STATED EXERCISE: Each entry here needs to be set down again exactly, please; pictures are left out.

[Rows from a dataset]
----------------
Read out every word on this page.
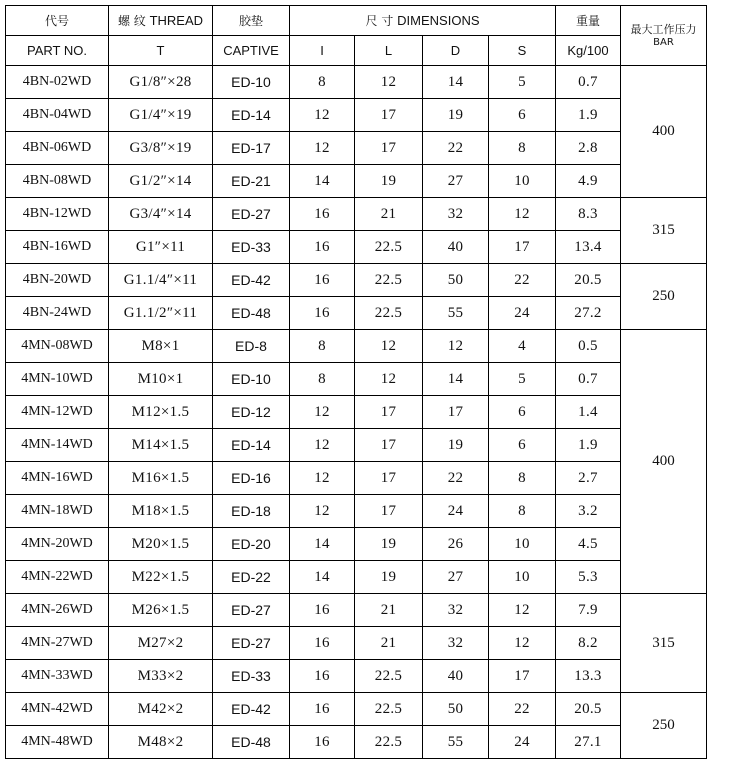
代号	螺 纹 THREAD	胶垫	尺 寸 DIMENSIONS				重量	最大工作压力
BAR

PART NO.	T	CAPTIVE	I	L	D	S	Kg/100	
4BN-02WD	G1/8″×28	ED-10	8	12	14	5	0.7	400
4BN-04WD	G1/4″×19	ED-14	12	17	19	6	1.9	
4BN-06WD	G3/8″×19	ED-17	12	17	22	8	2.8	
4BN-08WD	G1/2″×14	ED-21	14	19	27	10	4.9	
4BN-12WD	G3/4″×14	ED-27	16	21	32	12	8.3	315
4BN-16WD	G1″×11	ED-33	16	22.5	40	17	13.4	
4BN-20WD	G1.1/4″×11	ED-42	16	22.5	50	22	20.5	250
4BN-24WD	G1.1/2″×11	ED-48	16	22.5	55	24	27.2	
4MN-08WD	M8×1	ED-8	8	12	12	4	0.5	400
4MN-10WD	M10×1	ED-10	8	12	14	5	0.7	
4MN-12WD	M12×1.5	ED-12	12	17	17	6	1.4	
4MN-14WD	M14×1.5	ED-14	12	17	19	6	1.9	
4MN-16WD	M16×1.5	ED-16	12	17	22	8	2.7	
4MN-18WD	M18×1.5	ED-18	12	17	24	8	3.2	
4MN-20WD	M20×1.5	ED-20	14	19	26	10	4.5	
4MN-22WD	M22×1.5	ED-22	14	19	27	10	5.3	
4MN-26WD	M26×1.5	ED-27	16	21	32	12	7.9	315
4MN-27WD	M27×2	ED-27	16	21	32	12	8.2	
4MN-33WD	M33×2	ED-33	16	22.5	40	17	13.3	
4MN-42WD	M42×2	ED-42	16	22.5	50	22	20.5	250
4MN-48WD	M48×2	ED-48	16	22.5	55	24	27.1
----------------
WRITTEN ANSWER:
Read out every word on this page.
代号	螺 纹 THREAD	胶垫	尺 寸 DIMENSIONS				重量	最大工作压力
BAR

PART NO.	T	CAPTIVE	I	L	D	S	Kg/100	
4BN-02WD	G1/8″×28	ED-10	8	12	14	5	0.7	400
4BN-04WD	G1/4″×19	ED-14	12	17	19	6	1.9	
4BN-06WD	G3/8″×19	ED-17	12	17	22	8	2.8	
4BN-08WD	G1/2″×14	ED-21	14	19	27	10	4.9	
4BN-12WD	G3/4″×14	ED-27	16	21	32	12	8.3	315
4BN-16WD	G1″×11	ED-33	16	22.5	40	17	13.4	
4BN-20WD	G1.1/4″×11	ED-42	16	22.5	50	22	20.5	250
4BN-24WD	G1.1/2″×11	ED-48	16	22.5	55	24	27.2	
4MN-08WD	M8×1	ED-8	8	12	12	4	0.5	400
4MN-10WD	M10×1	ED-10	8	12	14	5	0.7	
4MN-12WD	M12×1.5	ED-12	12	17	17	6	1.4	
4MN-14WD	M14×1.5	ED-14	12	17	19	6	1.9	
4MN-16WD	M16×1.5	ED-16	12	17	22	8	2.7	
4MN-18WD	M18×1.5	ED-18	12	17	24	8	3.2	
4MN-20WD	M20×1.5	ED-20	14	19	26	10	4.5	
4MN-22WD	M22×1.5	ED-22	14	19	27	10	5.3	
4MN-26WD	M26×1.5	ED-27	16	21	32	12	7.9	315
4MN-27WD	M27×2	ED-27	16	21	32	12	8.2	
4MN-33WD	M33×2	ED-33	16	22.5	40	17	13.3	
4MN-42WD	M42×2	ED-42	16	22.5	50	22	20.5	250
4MN-48WD	M48×2	ED-48	16	22.5	55	24	27.1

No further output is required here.